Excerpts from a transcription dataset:

• • •

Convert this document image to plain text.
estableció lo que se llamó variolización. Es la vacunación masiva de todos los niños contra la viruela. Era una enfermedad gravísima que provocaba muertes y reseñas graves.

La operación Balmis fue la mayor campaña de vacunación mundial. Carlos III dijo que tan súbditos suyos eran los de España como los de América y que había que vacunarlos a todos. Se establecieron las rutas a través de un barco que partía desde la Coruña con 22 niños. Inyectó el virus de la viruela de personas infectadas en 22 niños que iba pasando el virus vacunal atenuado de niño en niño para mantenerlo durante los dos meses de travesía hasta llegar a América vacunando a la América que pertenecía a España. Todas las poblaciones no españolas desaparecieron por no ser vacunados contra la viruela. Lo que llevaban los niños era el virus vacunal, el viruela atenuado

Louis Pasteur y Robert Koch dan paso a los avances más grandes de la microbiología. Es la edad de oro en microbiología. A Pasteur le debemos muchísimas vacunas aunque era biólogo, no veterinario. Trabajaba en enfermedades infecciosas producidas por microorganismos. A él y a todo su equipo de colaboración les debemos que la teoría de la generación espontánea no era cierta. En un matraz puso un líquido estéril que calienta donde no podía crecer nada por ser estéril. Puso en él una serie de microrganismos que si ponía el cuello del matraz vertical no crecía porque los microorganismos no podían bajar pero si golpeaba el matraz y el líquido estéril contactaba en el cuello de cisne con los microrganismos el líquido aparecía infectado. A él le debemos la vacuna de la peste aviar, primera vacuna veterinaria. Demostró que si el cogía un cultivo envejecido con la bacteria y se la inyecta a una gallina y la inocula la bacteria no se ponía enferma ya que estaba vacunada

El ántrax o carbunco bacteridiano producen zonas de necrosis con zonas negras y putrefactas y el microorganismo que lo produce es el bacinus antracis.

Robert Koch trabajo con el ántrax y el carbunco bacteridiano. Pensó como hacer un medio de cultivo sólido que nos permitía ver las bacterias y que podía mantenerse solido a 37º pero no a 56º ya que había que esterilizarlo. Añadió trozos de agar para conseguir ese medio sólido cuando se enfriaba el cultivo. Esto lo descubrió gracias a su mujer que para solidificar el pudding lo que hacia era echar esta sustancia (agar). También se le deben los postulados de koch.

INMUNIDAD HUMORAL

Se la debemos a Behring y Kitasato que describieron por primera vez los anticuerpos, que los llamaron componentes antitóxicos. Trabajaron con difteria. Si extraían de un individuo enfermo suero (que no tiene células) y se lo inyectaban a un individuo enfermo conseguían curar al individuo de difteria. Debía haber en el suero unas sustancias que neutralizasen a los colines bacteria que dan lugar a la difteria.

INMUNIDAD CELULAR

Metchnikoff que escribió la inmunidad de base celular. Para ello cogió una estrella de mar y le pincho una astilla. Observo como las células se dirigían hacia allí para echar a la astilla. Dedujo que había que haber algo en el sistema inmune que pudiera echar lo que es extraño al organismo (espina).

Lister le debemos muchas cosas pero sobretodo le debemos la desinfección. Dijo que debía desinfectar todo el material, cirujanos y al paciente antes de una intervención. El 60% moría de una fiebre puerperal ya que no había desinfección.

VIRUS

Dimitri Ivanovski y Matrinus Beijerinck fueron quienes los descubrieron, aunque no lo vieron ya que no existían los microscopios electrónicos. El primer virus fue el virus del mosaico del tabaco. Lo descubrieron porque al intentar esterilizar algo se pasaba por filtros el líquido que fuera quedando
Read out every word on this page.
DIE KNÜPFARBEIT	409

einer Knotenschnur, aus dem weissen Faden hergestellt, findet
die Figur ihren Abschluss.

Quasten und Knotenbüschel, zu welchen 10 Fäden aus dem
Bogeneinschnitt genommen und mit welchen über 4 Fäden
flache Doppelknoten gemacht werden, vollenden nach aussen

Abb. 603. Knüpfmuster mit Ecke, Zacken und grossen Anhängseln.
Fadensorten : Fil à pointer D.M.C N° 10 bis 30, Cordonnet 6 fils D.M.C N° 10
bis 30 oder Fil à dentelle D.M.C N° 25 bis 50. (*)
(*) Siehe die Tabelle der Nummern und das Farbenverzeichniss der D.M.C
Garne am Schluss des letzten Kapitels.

• • •

- Requirement
Each entry above must be printed exactly as written.

- Response
Convert this document image to plain text.
estableció lo que se llamó variolización. Es la vacunación masiva de todos los niños contra la viruela. Era una enfermedad gravísima que provocaba muertes y reseñas graves.

La operación Balmis fue la mayor campaña de vacunación mundial. Carlos III dijo que tan súbditos suyos eran los de España como los de América y que había que vacunarlos a todos. Se establecieron las rutas a través de un barco que partía desde la Coruña con 22 niños. Inyectó el virus de la viruela de personas infectadas en 22 niños que iba pasando el virus vacunal atenuado de niño en niño para mantenerlo durante los dos meses de travesía hasta llegar a América vacunando a la América que pertenecía a España. Todas las poblaciones no españolas desaparecieron por no ser vacunados contra la viruela. Lo que llevaban los niños era el virus vacunal, el viruela atenuado

Louis Pasteur y Robert Koch dan paso a los avances más grandes de la microbiología. Es la edad de oro en microbiología. A Pasteur le debemos muchísimas vacunas aunque era biólogo, no veterinario. Trabajaba en enfermedades infecciosas producidas por microorganismos. A él y a todo su equipo de colaboración les debemos que la teoría de la generación espontánea no era cierta. En un matraz puso un líquido estéril que calienta donde no podía crecer nada por ser estéril. Puso en él una serie de microrganismos que si ponía el cuello del matraz vertical no crecía porque los microorganismos no podían bajar pero si golpeaba el matraz y el líquido estéril contactaba en el cuello de cisne con los microrganismos el líquido aparecía infectado. A él le debemos la vacuna de la peste aviar, primera vacuna veterinaria. Demostró que si el cogía un cultivo envejecido con la bacteria y se la inyecta a una gallina y la inocula la bacteria no se ponía enferma ya que estaba vacunada

El ántrax o carbunco bacteridiano producen zonas de necrosis con zonas negras y putrefactas y el microorganismo que lo produce es el bacinus antracis.

Robert Koch trabajo con el ántrax y el carbunco bacteridiano. Pensó como hacer un medio de cultivo sólido que nos permitía ver las bacterias y que podía mantenerse solido a 37º pero no a 56º ya que había que esterilizarlo. Añadió trozos de agar para conseguir ese medio sólido cuando se enfriaba el cultivo. Esto lo descubrió gracias a su mujer que para solidificar el pudding lo que hacia era echar esta sustancia (agar). También se le deben los postulados de koch.

INMUNIDAD HUMORAL

Se la debemos a Behring y Kitasato que describieron por primera vez los anticuerpos, que los llamaron componentes antitóxicos. Trabajaron con difteria. Si extraían de un individuo enfermo suero (que no tiene células) y se lo inyectaban a un individuo enfermo conseguían curar al individuo de difteria. Debía haber en el suero unas sustancias que neutralizasen a los colines bacteria que dan lugar a la difteria.

INMUNIDAD CELULAR

Metchnikoff que escribió la inmunidad de base celular. Para ello cogió una estrella de mar y le pincho una astilla. Observo como las células se dirigían hacia allí para echar a la astilla. Dedujo que había que haber algo en el sistema inmune que pudiera echar lo que es extraño al organismo (espina).

Lister le debemos muchas cosas pero sobretodo le debemos la desinfección. Dijo que debía desinfectar todo el material, cirujanos y al paciente antes de una intervención. El 60% moría de una fiebre puerperal ya que no había desinfección.

VIRUS

Dimitri Ivanovski y Matrinus Beijerinck fueron quienes los descubrieron, aunque no lo vieron ya que no existían los microscopios electrónicos. El primer virus fue el virus del mosaico del tabaco. Lo descubrieron porque al intentar esterilizar algo se pasaba por filtros el líquido que fuera quedando
Read out every word on this page.
DIE KNÜPFARBEIT	409

einer Knotenschnur, aus dem weissen Faden hergestellt, findet
die Figur ihren Abschluss.

Quasten und Knotenbüschel, zu welchen 10 Fäden aus dem
Bogeneinschnitt genommen und mit welchen über 4 Fäden
flache Doppelknoten gemacht werden, vollenden nach aussen

Abb. 603. Knüpfmuster mit Ecke, Zacken und grossen Anhängseln.
Fadensorten : Fil à pointer D.M.C N° 10 bis 30, Cordonnet 6 fils D.M.C N° 10
bis 30 oder Fil à dentelle D.M.C N° 25 bis 50. (*)
(*) Siehe die Tabelle der Nummern und das Farbenverzeichniss der D.M.C
Garne am Schluss des letzten Kapitels.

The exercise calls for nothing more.